[Figure record extracts]
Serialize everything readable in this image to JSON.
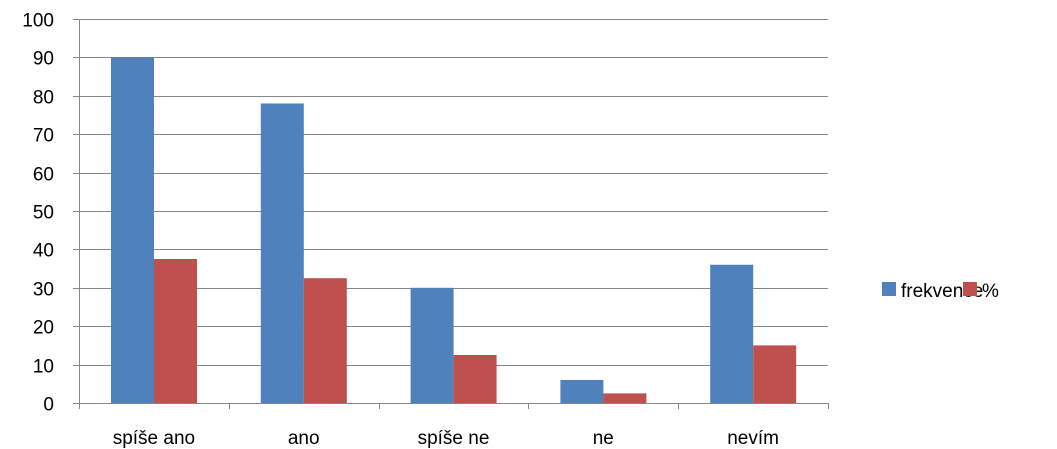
{
  "chart_data": {
    "type": "bar",
    "categories": [
      "spíše ano",
      "ano",
      "spíše ne",
      "ne",
      "nevím"
    ],
    "series": [
      {
        "name": "frekvence",
        "values": [
          90,
          78,
          30,
          6,
          36
        ],
        "color": "#4F81BD"
      },
      {
        "name": "%",
        "values": [
          37.5,
          32.5,
          12.5,
          2.5,
          15
        ],
        "color": "#C0504D"
      }
    ],
    "ylim": [
      0,
      100
    ],
    "yticks": [
      "0",
      "10",
      "20",
      "30",
      "40",
      "50",
      "60",
      "70",
      "80",
      "90",
      "100"
    ],
    "grid": true,
    "legend": "right",
    "gridColor": "#868686"
  }
}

* [GIVEN REQUEST]
Pictures don't belong in the copy. Transcribe every record exactly as it appears.

* [TASK OUTPUT]
Serialize everything readable in this image to JSON.
{
  "chart_data": {
    "type": "bar",
    "categories": [
      "spíše ano",
      "ano",
      "spíše ne",
      "ne",
      "nevím"
    ],
    "series": [
      {
        "name": "frekvence",
        "values": [
          90,
          78,
          30,
          6,
          36
        ],
        "color": "#4F81BD"
      },
      {
        "name": "%",
        "values": [
          37.5,
          32.5,
          12.5,
          2.5,
          15
        ],
        "color": "#C0504D"
      }
    ],
    "ylim": [
      0,
      100
    ],
    "yticks": [
      "0",
      "10",
      "20",
      "30",
      "40",
      "50",
      "60",
      "70",
      "80",
      "90",
      "100"
    ],
    "grid": true,
    "legend": "right",
    "gridColor": "#868686"
  }
}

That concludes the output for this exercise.